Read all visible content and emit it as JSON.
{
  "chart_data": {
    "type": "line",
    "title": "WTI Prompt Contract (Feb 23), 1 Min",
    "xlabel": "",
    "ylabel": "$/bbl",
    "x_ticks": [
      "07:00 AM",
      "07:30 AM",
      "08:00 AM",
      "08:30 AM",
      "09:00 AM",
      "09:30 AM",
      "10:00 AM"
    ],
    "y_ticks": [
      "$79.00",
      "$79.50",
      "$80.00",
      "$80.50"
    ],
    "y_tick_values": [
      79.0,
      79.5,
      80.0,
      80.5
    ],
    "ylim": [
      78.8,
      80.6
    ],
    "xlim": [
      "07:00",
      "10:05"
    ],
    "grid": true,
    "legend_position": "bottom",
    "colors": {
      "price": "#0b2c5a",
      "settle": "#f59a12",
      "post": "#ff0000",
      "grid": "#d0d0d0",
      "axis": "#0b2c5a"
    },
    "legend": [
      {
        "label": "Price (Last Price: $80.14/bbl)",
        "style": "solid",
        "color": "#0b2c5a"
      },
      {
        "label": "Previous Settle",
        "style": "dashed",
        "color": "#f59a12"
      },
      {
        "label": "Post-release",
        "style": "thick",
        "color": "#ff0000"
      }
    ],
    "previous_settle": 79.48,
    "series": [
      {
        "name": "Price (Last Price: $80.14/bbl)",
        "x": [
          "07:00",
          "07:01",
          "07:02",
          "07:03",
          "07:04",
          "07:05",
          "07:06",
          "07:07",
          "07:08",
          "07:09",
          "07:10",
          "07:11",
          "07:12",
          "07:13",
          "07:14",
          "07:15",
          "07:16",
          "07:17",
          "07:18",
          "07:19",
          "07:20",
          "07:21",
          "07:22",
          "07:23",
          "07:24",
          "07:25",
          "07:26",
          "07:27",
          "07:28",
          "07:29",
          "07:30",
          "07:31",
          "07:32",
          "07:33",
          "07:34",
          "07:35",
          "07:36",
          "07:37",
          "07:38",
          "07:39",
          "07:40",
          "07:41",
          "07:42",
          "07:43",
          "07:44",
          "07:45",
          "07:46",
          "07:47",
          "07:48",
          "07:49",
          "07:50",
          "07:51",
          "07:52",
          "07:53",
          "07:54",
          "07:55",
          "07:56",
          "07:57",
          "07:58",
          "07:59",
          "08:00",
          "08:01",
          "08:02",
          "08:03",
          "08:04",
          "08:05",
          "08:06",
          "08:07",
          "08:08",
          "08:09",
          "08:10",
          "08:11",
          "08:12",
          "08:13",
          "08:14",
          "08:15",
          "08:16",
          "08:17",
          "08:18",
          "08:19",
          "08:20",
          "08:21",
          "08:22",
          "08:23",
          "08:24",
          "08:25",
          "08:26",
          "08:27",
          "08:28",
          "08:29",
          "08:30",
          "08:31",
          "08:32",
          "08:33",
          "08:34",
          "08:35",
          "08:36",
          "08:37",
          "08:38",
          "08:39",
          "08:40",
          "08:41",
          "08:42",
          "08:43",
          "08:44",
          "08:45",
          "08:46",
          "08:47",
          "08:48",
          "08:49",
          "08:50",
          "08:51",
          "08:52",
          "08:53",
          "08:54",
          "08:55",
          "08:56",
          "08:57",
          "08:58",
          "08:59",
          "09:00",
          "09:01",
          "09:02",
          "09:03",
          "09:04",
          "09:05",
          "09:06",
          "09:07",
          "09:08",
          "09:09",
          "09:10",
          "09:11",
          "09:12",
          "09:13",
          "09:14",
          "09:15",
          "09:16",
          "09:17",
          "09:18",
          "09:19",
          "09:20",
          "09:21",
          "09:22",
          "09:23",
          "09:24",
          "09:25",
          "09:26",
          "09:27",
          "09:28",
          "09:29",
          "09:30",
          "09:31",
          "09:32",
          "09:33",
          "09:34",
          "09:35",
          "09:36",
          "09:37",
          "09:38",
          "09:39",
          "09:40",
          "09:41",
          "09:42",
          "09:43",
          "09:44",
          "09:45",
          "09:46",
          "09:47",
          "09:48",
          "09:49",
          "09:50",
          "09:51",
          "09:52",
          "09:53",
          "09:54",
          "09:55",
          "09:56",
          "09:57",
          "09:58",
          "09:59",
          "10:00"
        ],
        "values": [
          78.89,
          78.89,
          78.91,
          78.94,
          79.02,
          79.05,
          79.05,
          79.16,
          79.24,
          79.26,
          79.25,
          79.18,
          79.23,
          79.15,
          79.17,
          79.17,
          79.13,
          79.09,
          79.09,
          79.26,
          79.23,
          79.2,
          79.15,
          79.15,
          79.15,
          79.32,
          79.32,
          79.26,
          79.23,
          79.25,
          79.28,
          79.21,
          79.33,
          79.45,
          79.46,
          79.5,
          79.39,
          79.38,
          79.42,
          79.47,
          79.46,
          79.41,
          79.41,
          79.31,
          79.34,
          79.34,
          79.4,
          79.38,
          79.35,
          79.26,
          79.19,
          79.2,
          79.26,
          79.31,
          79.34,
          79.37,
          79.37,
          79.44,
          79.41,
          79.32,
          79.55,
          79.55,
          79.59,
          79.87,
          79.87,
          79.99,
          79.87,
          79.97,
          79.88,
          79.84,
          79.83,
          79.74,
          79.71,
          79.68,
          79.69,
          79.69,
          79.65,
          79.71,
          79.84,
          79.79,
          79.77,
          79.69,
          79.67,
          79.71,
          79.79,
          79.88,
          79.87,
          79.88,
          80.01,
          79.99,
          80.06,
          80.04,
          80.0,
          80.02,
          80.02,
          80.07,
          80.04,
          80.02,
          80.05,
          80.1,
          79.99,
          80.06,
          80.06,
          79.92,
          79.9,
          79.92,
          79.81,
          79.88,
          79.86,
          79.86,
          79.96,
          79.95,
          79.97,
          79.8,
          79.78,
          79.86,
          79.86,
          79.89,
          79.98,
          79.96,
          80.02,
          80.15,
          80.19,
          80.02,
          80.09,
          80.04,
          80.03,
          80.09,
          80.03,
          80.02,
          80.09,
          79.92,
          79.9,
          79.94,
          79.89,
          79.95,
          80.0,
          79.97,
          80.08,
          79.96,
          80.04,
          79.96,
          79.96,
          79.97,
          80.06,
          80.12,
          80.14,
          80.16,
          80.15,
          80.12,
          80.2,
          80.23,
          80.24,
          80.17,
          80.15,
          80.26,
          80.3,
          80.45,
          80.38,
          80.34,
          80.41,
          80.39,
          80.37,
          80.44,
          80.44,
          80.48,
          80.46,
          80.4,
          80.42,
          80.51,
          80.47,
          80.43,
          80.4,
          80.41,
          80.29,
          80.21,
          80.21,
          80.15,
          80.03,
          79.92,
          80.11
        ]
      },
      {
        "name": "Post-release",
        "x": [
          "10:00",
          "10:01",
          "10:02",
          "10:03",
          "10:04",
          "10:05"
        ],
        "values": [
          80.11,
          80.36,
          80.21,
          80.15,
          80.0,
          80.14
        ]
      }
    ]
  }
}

> Instructions for the task
Output each entry precisely as given.

> Correct output
Read all visible content and emit it as JSON.
{
  "chart_data": {
    "type": "line",
    "title": "WTI Prompt Contract (Feb 23), 1 Min",
    "xlabel": "",
    "ylabel": "$/bbl",
    "x_ticks": [
      "07:00 AM",
      "07:30 AM",
      "08:00 AM",
      "08:30 AM",
      "09:00 AM",
      "09:30 AM",
      "10:00 AM"
    ],
    "y_ticks": [
      "$79.00",
      "$79.50",
      "$80.00",
      "$80.50"
    ],
    "y_tick_values": [
      79.0,
      79.5,
      80.0,
      80.5
    ],
    "ylim": [
      78.8,
      80.6
    ],
    "xlim": [
      "07:00",
      "10:05"
    ],
    "grid": true,
    "legend_position": "bottom",
    "colors": {
      "price": "#0b2c5a",
      "settle": "#f59a12",
      "post": "#ff0000",
      "grid": "#d0d0d0",
      "axis": "#0b2c5a"
    },
    "legend": [
      {
        "label": "Price (Last Price: $80.14/bbl)",
        "style": "solid",
        "color": "#0b2c5a"
      },
      {
        "label": "Previous Settle",
        "style": "dashed",
        "color": "#f59a12"
      },
      {
        "label": "Post-release",
        "style": "thick",
        "color": "#ff0000"
      }
    ],
    "previous_settle": 79.48,
    "series": [
      {
        "name": "Price (Last Price: $80.14/bbl)",
        "x": [
          "07:00",
          "07:01",
          "07:02",
          "07:03",
          "07:04",
          "07:05",
          "07:06",
          "07:07",
          "07:08",
          "07:09",
          "07:10",
          "07:11",
          "07:12",
          "07:13",
          "07:14",
          "07:15",
          "07:16",
          "07:17",
          "07:18",
          "07:19",
          "07:20",
          "07:21",
          "07:22",
          "07:23",
          "07:24",
          "07:25",
          "07:26",
          "07:27",
          "07:28",
          "07:29",
          "07:30",
          "07:31",
          "07:32",
          "07:33",
          "07:34",
          "07:35",
          "07:36",
          "07:37",
          "07:38",
          "07:39",
          "07:40",
          "07:41",
          "07:42",
          "07:43",
          "07:44",
          "07:45",
          "07:46",
          "07:47",
          "07:48",
          "07:49",
          "07:50",
          "07:51",
          "07:52",
          "07:53",
          "07:54",
          "07:55",
          "07:56",
          "07:57",
          "07:58",
          "07:59",
          "08:00",
          "08:01",
          "08:02",
          "08:03",
          "08:04",
          "08:05",
          "08:06",
          "08:07",
          "08:08",
          "08:09",
          "08:10",
          "08:11",
          "08:12",
          "08:13",
          "08:14",
          "08:15",
          "08:16",
          "08:17",
          "08:18",
          "08:19",
          "08:20",
          "08:21",
          "08:22",
          "08:23",
          "08:24",
          "08:25",
          "08:26",
          "08:27",
          "08:28",
          "08:29",
          "08:30",
          "08:31",
          "08:32",
          "08:33",
          "08:34",
          "08:35",
          "08:36",
          "08:37",
          "08:38",
          "08:39",
          "08:40",
          "08:41",
          "08:42",
          "08:43",
          "08:44",
          "08:45",
          "08:46",
          "08:47",
          "08:48",
          "08:49",
          "08:50",
          "08:51",
          "08:52",
          "08:53",
          "08:54",
          "08:55",
          "08:56",
          "08:57",
          "08:58",
          "08:59",
          "09:00",
          "09:01",
          "09:02",
          "09:03",
          "09:04",
          "09:05",
          "09:06",
          "09:07",
          "09:08",
          "09:09",
          "09:10",
          "09:11",
          "09:12",
          "09:13",
          "09:14",
          "09:15",
          "09:16",
          "09:17",
          "09:18",
          "09:19",
          "09:20",
          "09:21",
          "09:22",
          "09:23",
          "09:24",
          "09:25",
          "09:26",
          "09:27",
          "09:28",
          "09:29",
          "09:30",
          "09:31",
          "09:32",
          "09:33",
          "09:34",
          "09:35",
          "09:36",
          "09:37",
          "09:38",
          "09:39",
          "09:40",
          "09:41",
          "09:42",
          "09:43",
          "09:44",
          "09:45",
          "09:46",
          "09:47",
          "09:48",
          "09:49",
          "09:50",
          "09:51",
          "09:52",
          "09:53",
          "09:54",
          "09:55",
          "09:56",
          "09:57",
          "09:58",
          "09:59",
          "10:00"
        ],
        "values": [
          78.89,
          78.89,
          78.91,
          78.94,
          79.02,
          79.05,
          79.05,
          79.16,
          79.24,
          79.26,
          79.25,
          79.18,
          79.23,
          79.15,
          79.17,
          79.17,
          79.13,
          79.09,
          79.09,
          79.26,
          79.23,
          79.2,
          79.15,
          79.15,
          79.15,
          79.32,
          79.32,
          79.26,
          79.23,
          79.25,
          79.28,
          79.21,
          79.33,
          79.45,
          79.46,
          79.5,
          79.39,
          79.38,
          79.42,
          79.47,
          79.46,
          79.41,
          79.41,
          79.31,
          79.34,
          79.34,
          79.4,
          79.38,
          79.35,
          79.26,
          79.19,
          79.2,
          79.26,
          79.31,
          79.34,
          79.37,
          79.37,
          79.44,
          79.41,
          79.32,
          79.55,
          79.55,
          79.59,
          79.87,
          79.87,
          79.99,
          79.87,
          79.97,
          79.88,
          79.84,
          79.83,
          79.74,
          79.71,
          79.68,
          79.69,
          79.69,
          79.65,
          79.71,
          79.84,
          79.79,
          79.77,
          79.69,
          79.67,
          79.71,
          79.79,
          79.88,
          79.87,
          79.88,
          80.01,
          79.99,
          80.06,
          80.04,
          80.0,
          80.02,
          80.02,
          80.07,
          80.04,
          80.02,
          80.05,
          80.1,
          79.99,
          80.06,
          80.06,
          79.92,
          79.9,
          79.92,
          79.81,
          79.88,
          79.86,
          79.86,
          79.96,
          79.95,
          79.97,
          79.8,
          79.78,
          79.86,
          79.86,
          79.89,
          79.98,
          79.96,
          80.02,
          80.15,
          80.19,
          80.02,
          80.09,
          80.04,
          80.03,
          80.09,
          80.03,
          80.02,
          80.09,
          79.92,
          79.9,
          79.94,
          79.89,
          79.95,
          80.0,
          79.97,
          80.08,
          79.96,
          80.04,
          79.96,
          79.96,
          79.97,
          80.06,
          80.12,
          80.14,
          80.16,
          80.15,
          80.12,
          80.2,
          80.23,
          80.24,
          80.17,
          80.15,
          80.26,
          80.3,
          80.45,
          80.38,
          80.34,
          80.41,
          80.39,
          80.37,
          80.44,
          80.44,
          80.48,
          80.46,
          80.4,
          80.42,
          80.51,
          80.47,
          80.43,
          80.4,
          80.41,
          80.29,
          80.21,
          80.21,
          80.15,
          80.03,
          79.92,
          80.11
        ]
      },
      {
        "name": "Post-release",
        "x": [
          "10:00",
          "10:01",
          "10:02",
          "10:03",
          "10:04",
          "10:05"
        ],
        "values": [
          80.11,
          80.36,
          80.21,
          80.15,
          80.0,
          80.14
        ]
      }
    ]
  }
}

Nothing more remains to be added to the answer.